Extract provided –
-*-*-
Silver Nitrate (Nitric Acid + Peroxide) Patent Application

Gold Refining Forum

Help Support Gold Refining Forum:

This site may earn a commission from merchant affiliate links, including eBay, Amazon, and others.

Elemental

Well-known member
Supporting Member
Joined
Sep 17, 2020
Messages
196
Location
Charlottesville, VA
BLUF: I found a patent application (1993) for generation of Silver Nitrate via Nitric Acid + Peroxide which I thought would be worth sharing

As I spend this winter looking for more raw precious metal stock, I've begun rebuilding my Silver Cell and as part of the research I saw someone had mentioned by adding peroxide to their nitric acid while dissolving silver it would reduce the amount of NOx fumes that are generated/lost during the reaction by re-constituting the NOx as nitric acid. Is anyone doing this? Does it have any impact upon a silver cell? I'm going to do a deeper dive into the electro-chemistry regarding having the peroxide present in the electrolyte. Thanks for any insights regarding this process.

Elemental
 

Attachments

  • Silver Nitrate Generation.pdf
    275 KB · Views: 31
I've heard about it being used in AR to reduce the nitric fumes and regenerate into HNO3.
As long as the H2O2 does not oxidize any metals you want to keep out if solution it's a good way to reduce NOx fumes.
 
It certainly work to nearly eliminate the fumes generated (tryied), but i do not know exactly about safety consequences. Mixing two strong oxidizers (nitric and H2O2) together maybe isnt the best thing from safety point - mainly on larger scale (I am just assuming here, as I hear it).
As i am thinking about it right now, no immediate danger comes to my mind, but for first hearing, it just does not feel OK :)
Way in the past, when chemplayer has his videos on YouTube, i remember one mixing nitric and peroxide together. Also NurdRage made nitric acid by bubbling NO2 through 30% H2O2 - to improve the efficiency of the process in comparison to just water as absorption medium.
I personally tried it once when dissolving some stuff in nitric, and it worked pretty nicely in means of minimising NO2 fumes. But the H2O2 degraded quickly in the mixture, and thus it should be dosed frequently.
We abandoned this approach mainly due to cost of peroxide vs. nitric, and also due to increased volume of water in the soup because we could only search 30% H2O2 (nitric is 65% and have significant density). Also more paperwork with peroxide here, compared to nitric.
 
@Martijn and @orvi, thank-you for your responses. I managed to find some safety documentation in regards to concentrations, I've attached it. Orvi, I think you have a great point dilution of the solution using this process. Having to dilute the Nitric to less than 35%, plus the additional water from the peroxide means a lot of volume. I may test it out at the test-tube sized scale, but will stick with just straight nitric to make my electrolyte for my silver cell. When I get a chance to experiment, I'll update this post. Thank-you for your thoughts on it.

Elemental
 

Attachments

  • H2O2 Nitric Acid (NO3) with Hydrogen Peroxide Reaction Hazards.pdf
    218.6 KB · Views: 17
Maybe for process consideration it will be OK to start with plain concentrated nitric, and gradually add peroxide to "refresh" it - simultaneously diluting it with water from peroxide and creating bit more from peroxide reduction. This could be calculated pretty nicely I think. Silver is relatively calm in point of reaction with nitric, so slowly also concentrated stuff could be somewhat used... Should be tested tho. Maybe starting with 50 % stuff, then gradually adding H2O2 etc.
-*-*-
Extracted information –

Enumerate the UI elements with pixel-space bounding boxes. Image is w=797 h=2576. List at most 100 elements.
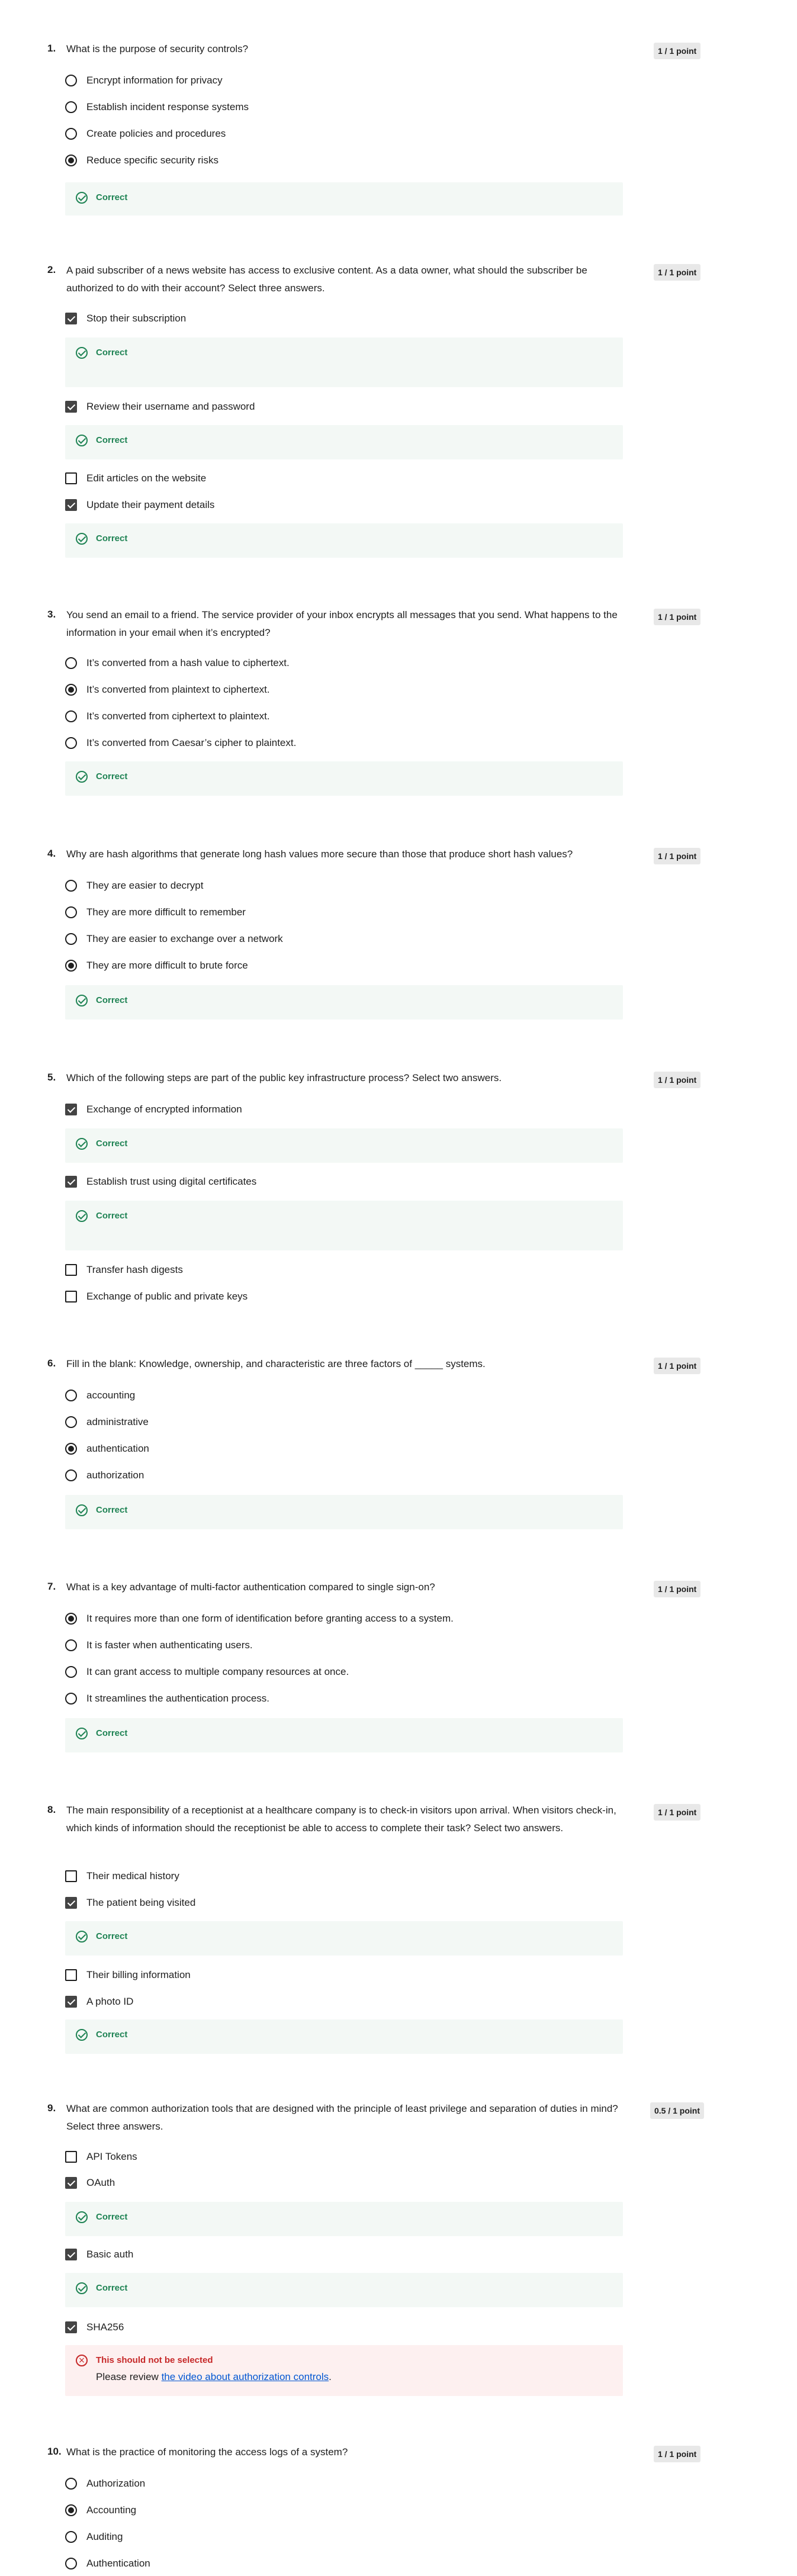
radio-button[interactable] (65, 737, 77, 749)
check-circle-icon (76, 1210, 88, 1222)
option[interactable]: Update their payment details (65, 498, 214, 512)
option-label: They are easier to decrypt (86, 880, 204, 891)
option[interactable]: API Tokens (65, 2150, 137, 2164)
option[interactable]: It can grant access to multiple company … (65, 1665, 349, 1679)
option-label: The patient being visited (86, 1897, 196, 1908)
option[interactable]: Accounting (65, 2503, 136, 2517)
review-link[interactable]: the video about authorization controls (162, 2371, 329, 2382)
radio-button[interactable] (65, 128, 77, 140)
option[interactable]: It is faster when authenticating users. (65, 1638, 253, 1652)
radio-button[interactable] (65, 933, 77, 945)
option[interactable]: Review their username and password (65, 400, 255, 414)
option[interactable]: Basic auth (65, 2247, 133, 2262)
option[interactable]: Edit articles on the website (65, 471, 206, 485)
radio-button[interactable] (65, 710, 77, 722)
option[interactable]: accounting (65, 1388, 135, 1403)
radio-button-selected[interactable] (65, 1443, 77, 1455)
option-label: accounting (86, 1390, 136, 1401)
option[interactable]: authentication (65, 1442, 149, 1456)
option[interactable]: It requires more than one form of identi… (65, 1612, 454, 1626)
option-label: Exchange of public and private keys (86, 1291, 248, 1302)
option[interactable]: They are more difficult to brute force (65, 959, 248, 973)
radio-button[interactable] (65, 2478, 77, 2490)
checkbox-checked[interactable] (65, 2177, 77, 2189)
option[interactable]: They are easier to exchange over a netwo… (65, 932, 283, 946)
checkbox-checked[interactable] (65, 1176, 77, 1188)
points-badge: 1 / 1 point (654, 1358, 701, 1374)
option-label: administrative (86, 1416, 149, 1427)
option[interactable]: Transfer hash digests (65, 1263, 183, 1277)
checkbox[interactable] (65, 1264, 77, 1276)
points-badge: 1 / 1 point (654, 2446, 701, 2462)
radio-button-selected[interactable] (65, 155, 77, 166)
radio-button-selected[interactable] (65, 2504, 77, 2516)
option[interactable]: SHA256 (65, 2320, 124, 2334)
checkbox-checked[interactable] (65, 1996, 77, 2008)
option[interactable]: administrative (65, 1415, 149, 1429)
option[interactable]: A photo ID (65, 1995, 133, 2009)
feedback-correct: Correct (65, 2202, 623, 2236)
radio-button-selected[interactable] (65, 684, 77, 696)
option[interactable]: Stop their subscription (65, 311, 186, 326)
checkbox[interactable] (65, 2151, 77, 2163)
feedback-label: Correct (96, 1139, 128, 1149)
checkbox-checked[interactable] (65, 499, 77, 511)
option[interactable]: They are more difficult to remember (65, 905, 246, 919)
option[interactable]: Their medical history (65, 1869, 179, 1883)
radio-button-selected[interactable] (65, 960, 77, 972)
option-label: API Tokens (86, 2151, 137, 2162)
radio-button[interactable] (65, 906, 77, 918)
option[interactable]: It’s converted from plaintext to ciphert… (65, 683, 270, 697)
option[interactable]: It streamlines the authentication proces… (65, 1691, 269, 1706)
option[interactable]: Establish incident response systems (65, 100, 249, 114)
radio-button[interactable] (65, 1469, 77, 1481)
checkbox[interactable] (65, 1969, 77, 1981)
option[interactable]: Reduce specific security risks (65, 153, 218, 168)
option[interactable]: Auditing (65, 2530, 123, 2544)
option[interactable]: Their billing information (65, 1968, 191, 1982)
checkbox-checked[interactable] (65, 2249, 77, 2260)
feedback-label: Correct (96, 1728, 128, 1738)
option[interactable]: Create policies and procedures (65, 127, 226, 141)
option-label: SHA256 (86, 2321, 124, 2333)
radio-button[interactable] (65, 1693, 77, 1705)
checkbox-checked[interactable] (65, 1897, 77, 1909)
option[interactable]: The patient being visited (65, 1896, 195, 1910)
checkbox[interactable] (65, 1870, 77, 1882)
question-text: What is the practice of monitoring the a… (66, 2446, 348, 2458)
checkbox-checked[interactable] (65, 1104, 77, 1115)
option[interactable]: Exchange of public and private keys (65, 1289, 248, 1304)
radio-button[interactable] (65, 1416, 77, 1428)
option-label: It requires more than one form of identi… (86, 1613, 454, 1624)
option[interactable]: Authorization (65, 2477, 145, 2491)
feedback-correct: Correct (65, 1495, 623, 1529)
option[interactable]: Encrypt information for privacy (65, 73, 223, 88)
option[interactable]: It’s converted from ciphertext to plaint… (65, 709, 270, 723)
option[interactable]: It’s converted from Caesar’s cipher to p… (65, 736, 296, 750)
radio-button[interactable] (65, 1639, 77, 1651)
option[interactable]: OAuth (65, 2176, 115, 2190)
radio-button[interactable] (65, 75, 77, 86)
radio-button[interactable] (65, 2531, 77, 2543)
option[interactable]: Exchange of encrypted information (65, 1102, 242, 1117)
feedback-label: Correct (96, 771, 128, 782)
checkbox-checked[interactable] (65, 2321, 77, 2333)
radio-button[interactable] (65, 2558, 77, 2569)
option[interactable]: Authentication (65, 2556, 150, 2571)
radio-button[interactable] (65, 1666, 77, 1678)
radio-button[interactable] (65, 101, 77, 113)
checkbox-checked[interactable] (65, 401, 77, 413)
radio-button[interactable] (65, 880, 77, 892)
review-suffix: . (329, 2371, 332, 2382)
checkbox[interactable] (65, 1291, 77, 1303)
option[interactable]: authorization (65, 1468, 144, 1482)
radio-button[interactable] (65, 657, 77, 669)
checkbox[interactable] (65, 472, 77, 484)
option[interactable]: Establish trust using digital certificat… (65, 1175, 256, 1189)
checkbox-checked[interactable] (65, 313, 77, 324)
option[interactable]: They are easier to decrypt (65, 879, 203, 893)
option-label: They are easier to exchange over a netwo… (86, 933, 283, 944)
radio-button[interactable] (65, 1390, 77, 1401)
radio-button-selected[interactable] (65, 1613, 77, 1625)
option[interactable]: It’s converted from a hash value to ciph… (65, 656, 290, 670)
-*-*-
Exercises to complete –
**A.** Copy the passage from the forum thread on silver nitrate and peroxide, starting at "As long as the" and ending at "not feel OK :)".
**B.** List each distinct percentage figure that appears in the forum thread on silver nitrate and peroxide.
**C.** Continue the forum discussion about adding peroxide to nitric acid to dissolve silver.

Task answers –
**A.**
As long as the H2O2 does not oxidize any metals you want to keep out if solution it's a good way to reduce NOx fumes.
 
It certainly work to nearly eliminate the fumes generated (tryied), but i do not know exactly about safety consequences. Mixing two strong oxidizers (nitric and H2O2) together maybe isnt the best thing from safety point - mainly on larger scale (I am just assuming here, as I hear it).
As i am thinking about it right now, no immediate danger comes to my mind, but for first hearing, it just does not feel OK :)

**B.** 30%, 65%, 35%, 50%

**C.**
Just thoughts. If the safety side is given a green tick, then why not to try it out.


EDIT: based on later findings, this assumption was clearly wrong and potentially very dangerous. Should not be attempted.
 
Last edited:
1642455324049.png
In addition to previously posted SOLVAY pdf, this is original reference from 30s. Good times, when experiments were very nicely and closely described :)
Shortly said, mixtures above cca 35% of nitric and 30% H2O2 tend to decompose spontaneously, reaction setting up on its own even at room temperature. If concentrations are higher, mixtures undergo violent runaway reactions.
Authors also measured the conductivities of these mixtures and found out that conductivity of such mixtures decrease significantly. This could tell that some peroxide-type compound could be generated in process, which is of low conductivity (typical for weakly ionizing compounds). Or other unknown species.
And in this chemistry, espetially with larger quantities, i would not stand a chance creating "unknown possible short lived peroxides" on large scale with plenty of oxidizers in the mixture.
Guys said that when concentrated mixture boiled out, it could ignite the cupboard - very nice to occur when refining in the DIY garage fume hood :D

When dosed continuously (maybe via some nice peristaltic pump or addition funnel) it should work safe (my opinion). As long as the concentration of peroxide did not rise up.
Also watching the fumes could give you good view of what is going on - more brown NO2 = less re-oxidation of the NOx-es is happening = less peroxide inside :)
 

Attachments

  • HNO3+H2O2 mixtures stability.pdf
    430.6 KB · Views: 12
I can’t honestly see any advantage to this in a silver cell as fumes are of very little consequence, the biggest problem is the fouling of your electrolyte with too much base metal in your solution that can be remedied by adding nitric to your existing electrolyte and dissolving more silver, I did this as I mainly ran sterling with gold plated jewelry which was melted into bars and put into the cell to recover the gold from the slimes the fine silver recovered was a bonus.
 
@nickvc, the type of cell you're describing is what was recommended to me to run instead of doing a full dissolve with nitric and then then plate on copper for my sterling silver refining. This should hopefully cut down on my nitric usage considerably. I'm currently building a new framework for a three/four liter Moebius silver cell and hope to test it out this spring. I just purchased a new 750gram steel split mold for casting anode bars.

It's been an interesting project, it has a pump for electrolyte circulation and draining (we'll see how long that lasts, I need to find a peristaltic pump), easily removable cathode bars for removing fine silver and the ability to remove the cathodes for when as your recommended, I add more nitric is to the electrolyte (this way it only dissolves silver out of the anode bar). It also has lights to shine beneath the polycarbonate, so I can see the crystal growth and better see the electrolyte color change as it becomes fouled.
 
I dissolved some of the already refined silver in the cell which allowed more of the sterling to go into solution as I was after the gold in the slimes , I used color as the indicator that the electrolyte was fouling , it started to take on a green hue not that blue you normally see when you start running.
 
At big silver nitrate production facilities, the practice is to sparge O2 through the reaction mix and mop up any NOx with H2O2 or even HNO3 as the first scrubber medium. This only works because it is chloride deficient (Cl- will eventually decompose the peroxide).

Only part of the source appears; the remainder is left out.